- [MATERIAL FOR THIS EXERCISE]:
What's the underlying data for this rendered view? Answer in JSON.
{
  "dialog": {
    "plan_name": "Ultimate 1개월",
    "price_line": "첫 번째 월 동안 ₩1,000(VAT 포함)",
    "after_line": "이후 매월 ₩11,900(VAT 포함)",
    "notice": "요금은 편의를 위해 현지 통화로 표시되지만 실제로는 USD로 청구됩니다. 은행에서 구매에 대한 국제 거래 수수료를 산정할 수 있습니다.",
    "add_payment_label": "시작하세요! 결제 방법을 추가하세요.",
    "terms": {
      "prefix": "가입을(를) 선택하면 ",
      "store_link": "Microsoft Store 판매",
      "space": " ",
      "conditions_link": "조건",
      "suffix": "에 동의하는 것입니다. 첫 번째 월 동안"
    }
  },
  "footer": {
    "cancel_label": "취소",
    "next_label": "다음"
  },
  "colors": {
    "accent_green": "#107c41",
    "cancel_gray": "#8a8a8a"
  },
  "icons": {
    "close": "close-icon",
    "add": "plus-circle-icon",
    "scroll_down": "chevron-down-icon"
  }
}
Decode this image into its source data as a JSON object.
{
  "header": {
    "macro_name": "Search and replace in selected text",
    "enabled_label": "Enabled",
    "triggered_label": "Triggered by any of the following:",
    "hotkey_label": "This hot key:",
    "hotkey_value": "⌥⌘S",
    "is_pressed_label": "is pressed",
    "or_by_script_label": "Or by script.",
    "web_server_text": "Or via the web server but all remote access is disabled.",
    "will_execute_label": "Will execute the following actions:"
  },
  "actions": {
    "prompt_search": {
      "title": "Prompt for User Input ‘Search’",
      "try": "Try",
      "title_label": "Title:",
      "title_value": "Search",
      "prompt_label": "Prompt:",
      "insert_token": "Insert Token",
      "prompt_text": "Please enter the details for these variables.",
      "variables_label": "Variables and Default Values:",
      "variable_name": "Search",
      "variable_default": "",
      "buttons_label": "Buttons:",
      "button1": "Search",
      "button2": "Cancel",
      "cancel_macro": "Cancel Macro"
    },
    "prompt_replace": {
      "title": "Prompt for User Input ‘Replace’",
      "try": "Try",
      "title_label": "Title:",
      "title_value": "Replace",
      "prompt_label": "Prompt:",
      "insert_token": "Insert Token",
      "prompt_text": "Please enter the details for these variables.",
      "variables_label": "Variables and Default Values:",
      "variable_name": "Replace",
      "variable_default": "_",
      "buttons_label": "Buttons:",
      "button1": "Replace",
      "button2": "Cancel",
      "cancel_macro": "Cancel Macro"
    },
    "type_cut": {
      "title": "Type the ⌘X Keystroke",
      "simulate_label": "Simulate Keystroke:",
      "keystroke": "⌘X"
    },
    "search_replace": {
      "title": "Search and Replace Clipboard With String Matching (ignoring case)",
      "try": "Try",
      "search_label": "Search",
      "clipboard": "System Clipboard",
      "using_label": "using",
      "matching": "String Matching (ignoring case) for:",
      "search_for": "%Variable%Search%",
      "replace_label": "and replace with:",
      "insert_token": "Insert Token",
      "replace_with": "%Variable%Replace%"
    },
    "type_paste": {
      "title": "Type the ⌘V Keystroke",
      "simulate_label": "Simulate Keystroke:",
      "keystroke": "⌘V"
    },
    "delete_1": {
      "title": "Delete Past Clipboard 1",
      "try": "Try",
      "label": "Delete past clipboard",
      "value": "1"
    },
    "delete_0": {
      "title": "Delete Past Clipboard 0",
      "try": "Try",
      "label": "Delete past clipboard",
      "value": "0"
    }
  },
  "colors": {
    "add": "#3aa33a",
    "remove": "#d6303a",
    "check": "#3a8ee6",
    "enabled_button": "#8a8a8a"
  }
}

- [THE REQUEST]: Restate all of the entries exactly, please.

- [WRITTEN ANSWER]:
What's the underlying data for this rendered view? Answer in JSON.
{
  "dialog": {
    "plan_name": "Ultimate 1개월",
    "price_line": "첫 번째 월 동안 ₩1,000(VAT 포함)",
    "after_line": "이후 매월 ₩11,900(VAT 포함)",
    "notice": "요금은 편의를 위해 현지 통화로 표시되지만 실제로는 USD로 청구됩니다. 은행에서 구매에 대한 국제 거래 수수료를 산정할 수 있습니다.",
    "add_payment_label": "시작하세요! 결제 방법을 추가하세요.",
    "terms": {
      "prefix": "가입을(를) 선택하면 ",
      "store_link": "Microsoft Store 판매",
      "space": " ",
      "conditions_link": "조건",
      "suffix": "에 동의하는 것입니다. 첫 번째 월 동안"
    }
  },
  "footer": {
    "cancel_label": "취소",
    "next_label": "다음"
  },
  "colors": {
    "accent_green": "#107c41",
    "cancel_gray": "#8a8a8a"
  },
  "icons": {
    "close": "close-icon",
    "add": "plus-circle-icon",
    "scroll_down": "chevron-down-icon"
  }
}
Decode this image into its source data as a JSON object.
{
  "header": {
    "macro_name": "Search and replace in selected text",
    "enabled_label": "Enabled",
    "triggered_label": "Triggered by any of the following:",
    "hotkey_label": "This hot key:",
    "hotkey_value": "⌥⌘S",
    "is_pressed_label": "is pressed",
    "or_by_script_label": "Or by script.",
    "web_server_text": "Or via the web server but all remote access is disabled.",
    "will_execute_label": "Will execute the following actions:"
  },
  "actions": {
    "prompt_search": {
      "title": "Prompt for User Input ‘Search’",
      "try": "Try",
      "title_label": "Title:",
      "title_value": "Search",
      "prompt_label": "Prompt:",
      "insert_token": "Insert Token",
      "prompt_text": "Please enter the details for these variables.",
      "variables_label": "Variables and Default Values:",
      "variable_name": "Search",
      "variable_default": "",
      "buttons_label": "Buttons:",
      "button1": "Search",
      "button2": "Cancel",
      "cancel_macro": "Cancel Macro"
    },
    "prompt_replace": {
      "title": "Prompt for User Input ‘Replace’",
      "try": "Try",
      "title_label": "Title:",
      "title_value": "Replace",
      "prompt_label": "Prompt:",
      "insert_token": "Insert Token",
      "prompt_text": "Please enter the details for these variables.",
      "variables_label": "Variables and Default Values:",
      "variable_name": "Replace",
      "variable_default": "_",
      "buttons_label": "Buttons:",
      "button1": "Replace",
      "button2": "Cancel",
      "cancel_macro": "Cancel Macro"
    },
    "type_cut": {
      "title": "Type the ⌘X Keystroke",
      "simulate_label": "Simulate Keystroke:",
      "keystroke": "⌘X"
    },
    "search_replace": {
      "title": "Search and Replace Clipboard With String Matching (ignoring case)",
      "try": "Try",
      "search_label": "Search",
      "clipboard": "System Clipboard",
      "using_label": "using",
      "matching": "String Matching (ignoring case) for:",
      "search_for": "%Variable%Search%",
      "replace_label": "and replace with:",
      "insert_token": "Insert Token",
      "replace_with": "%Variable%Replace%"
    },
    "type_paste": {
      "title": "Type the ⌘V Keystroke",
      "simulate_label": "Simulate Keystroke:",
      "keystroke": "⌘V"
    },
    "delete_1": {
      "title": "Delete Past Clipboard 1",
      "try": "Try",
      "label": "Delete past clipboard",
      "value": "1"
    },
    "delete_0": {
      "title": "Delete Past Clipboard 0",
      "try": "Try",
      "label": "Delete past clipboard",
      "value": "0"
    }
  },
  "colors": {
    "add": "#3aa33a",
    "remove": "#d6303a",
    "check": "#3a8ee6",
    "enabled_button": "#8a8a8a"
  }
}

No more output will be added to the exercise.